▸ **FRAGMENT TEKSTU**:
■ ■ ■ ■ ■

Z pewnością nie ma żadnej przesady ani cienia megalomanii w stwierdzeniu, że uwaga świata zwrócona jest dziś na Polskę. A jeśli nawet nie całego świata, to z pewnością oczy wszystkich katolików, którzy bacznie obserwują wydarzenia w polskim Kościele oraz nasze reakcje na to, co się dzieje w Kościele Powszechnym. Dowodzą tego chociażby reakcje międzynarodowej opinii publicznej na Różaniec do granic. Komentarze na temat tego bezprecedensowego wydarzenia – czy to wypowiadane z pogardą i drwiną, czy też z prawdziwą troską o losy Kościoła – obiegły wszystkie kontynenty. Ta oddolna inicjatywa świeckich wywołała prawdziwe duchowe tsunami, którego skutków jeszcze do końca nie znamy.
Oto kolejna, po ubiegłorocznej kampanii na rzecz całkowitego zakazu aborcji, sprawa, która jest języczkiem uwagi i punktem odniesienia nie tylko dla katolików w wielu krajach. Ponownie otrzymujemy potwierdzenie, jak wielkie rzeczy uczynił nam Wszechmocny za przyczyną naszej Królowej. I myliłby się każdy, kto by owe reakcje bagatelizował. A jeszcze bardziej byłby w błędzie – i zgubę nam gotował – ten, kto by się upoił naszymi skromnymi działaniami. Jaśnieją one wprawdzie na tle ciemnego nieba, ale tylko dlatego, że spowite jest ono coraz gęstszym mrokiem, rzucając czarny cień na dawne ziemie chrześcijańskie. Nie wolno nam zapominać, że komu wiele dano, od tego wiele wymagać się będzie; a komu wiele zlecono, tym więcej od niego żądać będą (Łk 12, 48).

■ ■ ■ ■ ■

▸ **WIERSZE DANYCH**:
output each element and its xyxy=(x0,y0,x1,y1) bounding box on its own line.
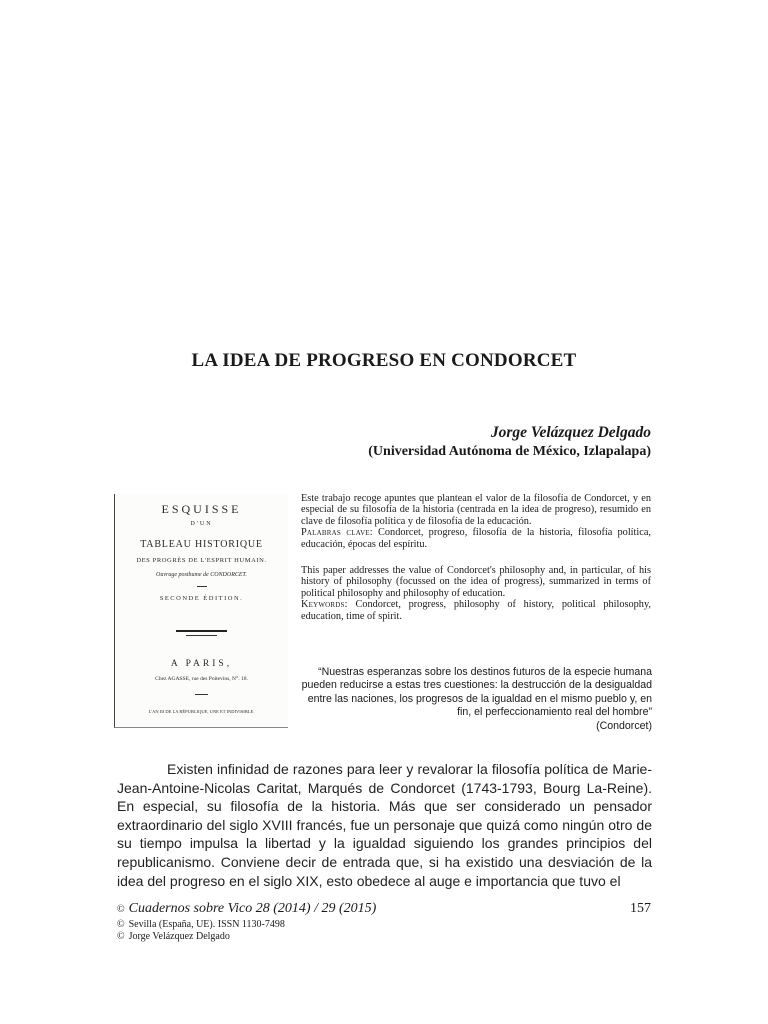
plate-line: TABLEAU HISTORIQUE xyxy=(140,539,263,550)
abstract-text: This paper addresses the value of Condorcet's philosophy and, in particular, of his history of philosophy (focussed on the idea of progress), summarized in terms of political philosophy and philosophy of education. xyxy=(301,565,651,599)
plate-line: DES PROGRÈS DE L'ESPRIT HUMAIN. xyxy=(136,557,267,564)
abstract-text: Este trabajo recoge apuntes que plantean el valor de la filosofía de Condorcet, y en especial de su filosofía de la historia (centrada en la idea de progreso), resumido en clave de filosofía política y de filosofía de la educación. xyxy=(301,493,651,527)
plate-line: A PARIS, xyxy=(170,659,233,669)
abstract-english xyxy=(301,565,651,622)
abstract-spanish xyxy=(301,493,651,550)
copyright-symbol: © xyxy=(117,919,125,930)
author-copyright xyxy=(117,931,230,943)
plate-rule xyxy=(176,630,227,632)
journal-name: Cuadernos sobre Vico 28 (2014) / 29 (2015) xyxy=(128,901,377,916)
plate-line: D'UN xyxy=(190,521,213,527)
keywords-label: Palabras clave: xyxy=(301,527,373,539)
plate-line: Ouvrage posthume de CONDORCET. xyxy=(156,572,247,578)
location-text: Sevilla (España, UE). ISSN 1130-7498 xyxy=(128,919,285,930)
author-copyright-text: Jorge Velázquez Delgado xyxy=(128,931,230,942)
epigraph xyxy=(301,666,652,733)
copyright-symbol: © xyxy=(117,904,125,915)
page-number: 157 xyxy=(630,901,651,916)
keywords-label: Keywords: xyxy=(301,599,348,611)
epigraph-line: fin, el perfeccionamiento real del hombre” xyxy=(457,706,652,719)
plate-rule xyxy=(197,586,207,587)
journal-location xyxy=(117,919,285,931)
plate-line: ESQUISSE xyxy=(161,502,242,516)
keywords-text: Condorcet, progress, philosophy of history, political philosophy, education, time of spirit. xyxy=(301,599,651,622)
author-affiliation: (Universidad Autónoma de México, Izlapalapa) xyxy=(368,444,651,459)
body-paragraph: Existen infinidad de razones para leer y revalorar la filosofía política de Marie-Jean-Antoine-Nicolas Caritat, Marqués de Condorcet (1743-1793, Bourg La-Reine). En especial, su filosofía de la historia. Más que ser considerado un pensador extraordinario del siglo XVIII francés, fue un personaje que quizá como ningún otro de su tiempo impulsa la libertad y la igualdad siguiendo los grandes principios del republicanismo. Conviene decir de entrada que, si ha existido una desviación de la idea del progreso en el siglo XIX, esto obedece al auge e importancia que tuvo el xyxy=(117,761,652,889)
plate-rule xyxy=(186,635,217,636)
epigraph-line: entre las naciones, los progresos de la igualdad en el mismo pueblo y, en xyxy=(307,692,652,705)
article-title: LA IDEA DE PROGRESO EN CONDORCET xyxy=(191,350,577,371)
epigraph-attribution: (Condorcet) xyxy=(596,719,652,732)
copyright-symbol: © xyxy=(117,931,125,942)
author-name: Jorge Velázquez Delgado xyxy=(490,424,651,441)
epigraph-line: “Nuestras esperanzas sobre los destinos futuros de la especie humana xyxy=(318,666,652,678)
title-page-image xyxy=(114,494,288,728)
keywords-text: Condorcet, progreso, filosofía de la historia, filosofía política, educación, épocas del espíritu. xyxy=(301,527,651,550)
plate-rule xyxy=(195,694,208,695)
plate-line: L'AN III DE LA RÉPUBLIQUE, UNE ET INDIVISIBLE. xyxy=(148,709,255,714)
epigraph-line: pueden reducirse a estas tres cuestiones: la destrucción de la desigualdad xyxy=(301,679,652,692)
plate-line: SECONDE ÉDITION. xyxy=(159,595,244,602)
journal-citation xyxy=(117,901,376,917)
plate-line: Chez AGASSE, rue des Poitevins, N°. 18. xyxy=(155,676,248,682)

■ ■ ■ ■ ■

▸ **ZADANIE**: Podaj dalszy ciąg tekstu o Różańcu do granic i uwadze świata zwróconej na Polskę, zaczynając od miejsca po jego ostatnim zdaniu.

▸ **ODPOWIEDŹ**:
– Co zrobią w Polsce? – pytanie takie z całą pewnością nurtuje wielu katolików na świecie, zwłaszcza w obliczu największej batalii o małżeństwo i rodzinę, której polem stał się sam Kościół Święty. W obliczu dalekich od magisterium Kościoła, wręcz skrajnie liberalnych wykładni duszpasterskich, jakie dla adhortacji apostolskiej Amoris laetitia przyjęły episkopaty niektórych krajów, wielu wciąż czeka na stanowisko polskie. Przekonałem się o tym ostatnio, rozmawiając między innymi z katolikami z sąsiednich krajów. Obecnie bowiem to nie Niemcy, Francuzi czy Włosi wytyczają Okopy Świętej Trójcy w kwestii zachowania nienaruszonej doktryny o sakramencie małżeństwa, pokuty i Eucharystii. Przy absolutnym milczeniu i braku odpowiedzi na kardynalskie dubia, od troski naszych pasterzy zależą drogi, które obierze Matka nasza Kościół. Czy pozostaniemy wierni nauczaniu o małżeństwie i rodzinie zawartemu w całym dotychczasowym Magisterium, między innymi w encyklice Humanae vitae błogosławionego Pawła VI, której pięćdziesiątą rocznicę powstania obchodzić będziemy w nadchodzącym roku? Czy pozostaniemy wierni nauce o małżeństwie, rodzinie, życiu i porządku moralnym, którego bronił święty Jan Paweł II w encyklikach Veritatis splendor oraz Evangelium vitae? Czy może pójdziemy na kompromis z duchem tego świata i zdradzimy Kościół i Ewangelię?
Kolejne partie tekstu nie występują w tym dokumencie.